● Short exercise: All the records that follow need to be reproduced exactly. Omit the images.

● The input:
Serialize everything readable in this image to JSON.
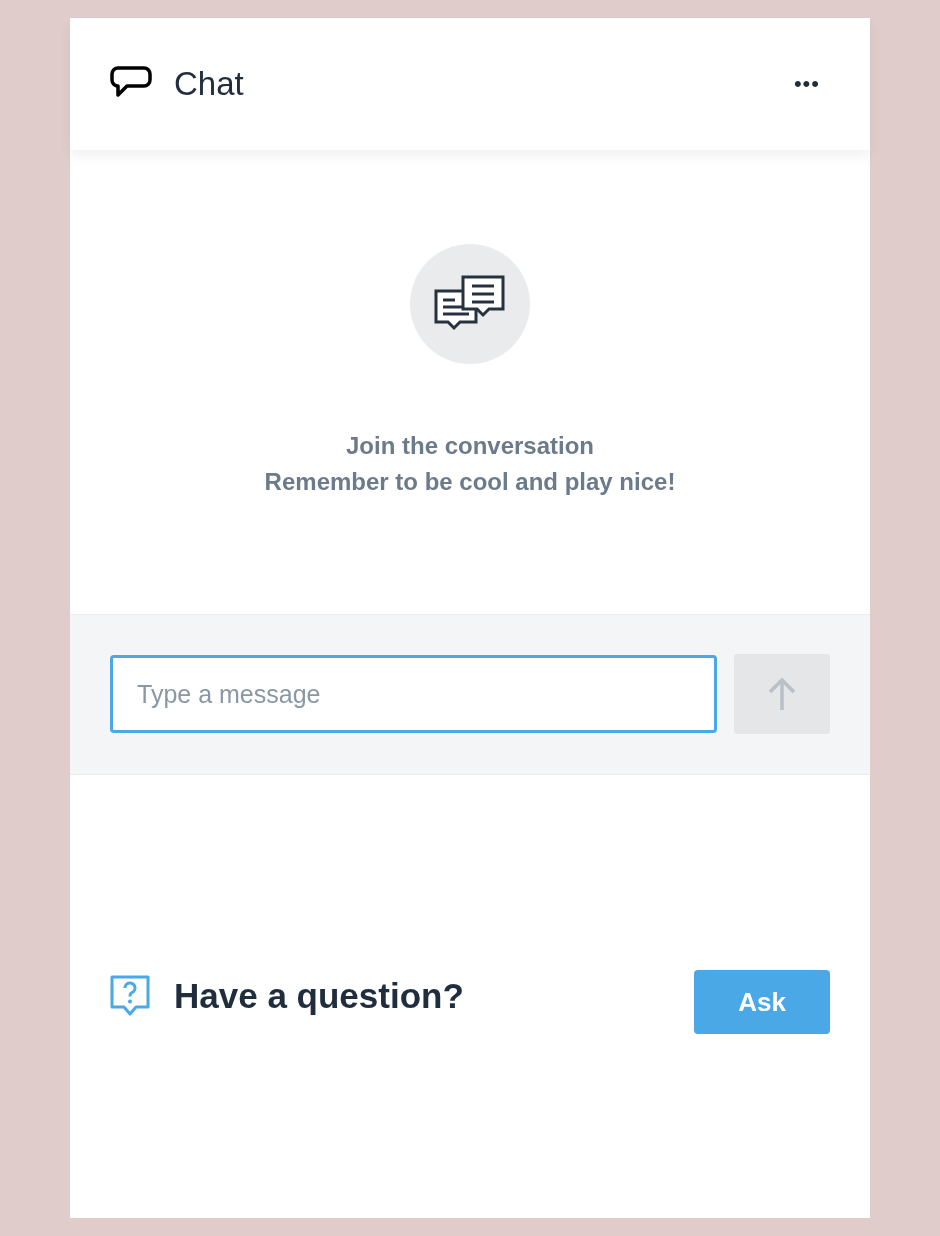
{
  "header": {
    "title": "Chat",
    "menu": "•••"
  },
  "empty_state": {
    "title": "Join the conversation",
    "subtitle": "Remember to be cool and play nice!"
  },
  "composer": {
    "placeholder": "Type a message",
    "send_disabled": true
  },
  "footer": {
    "prompt": "Have a question?",
    "button": "Ask"
  }
}
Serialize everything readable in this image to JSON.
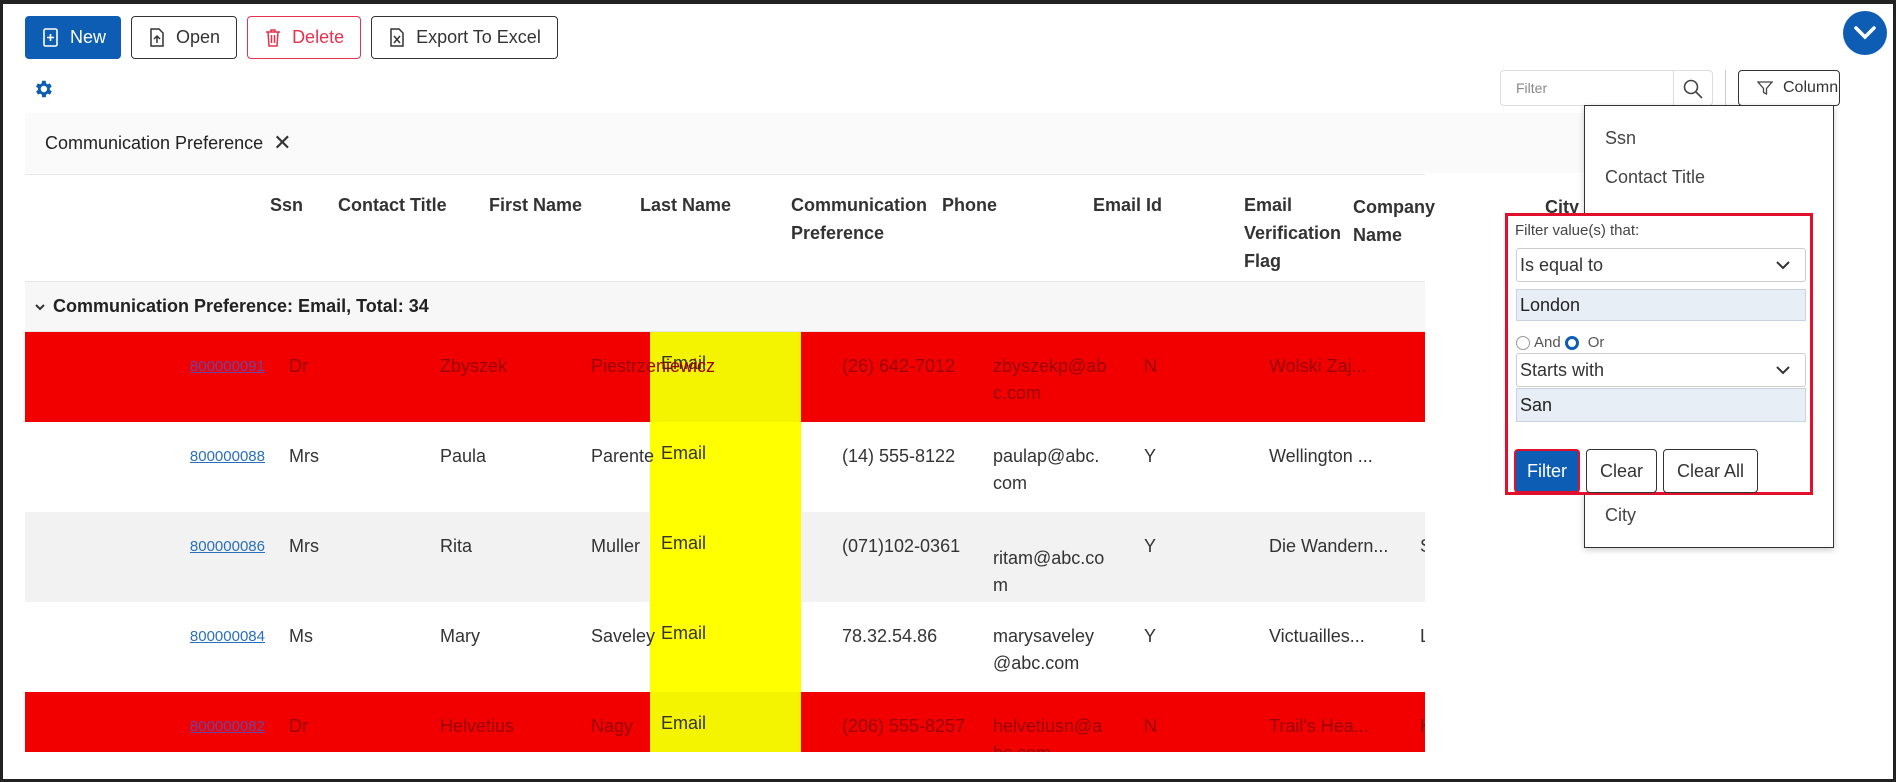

● Completed task:
Serialize everything readable in this image to JSON.
{
  "header": {
    "title": "Chat",
    "menu": "•••"
  },
  "empty_state": {
    "title": "Join the conversation",
    "subtitle": "Remember to be cool and play nice!"
  },
  "composer": {
    "placeholder": "Type a message",
    "send_disabled": true
  },
  "footer": {
    "prompt": "Have a question?",
    "button": "Ask"
  }
}
Serialize everything readable in this image to JSON.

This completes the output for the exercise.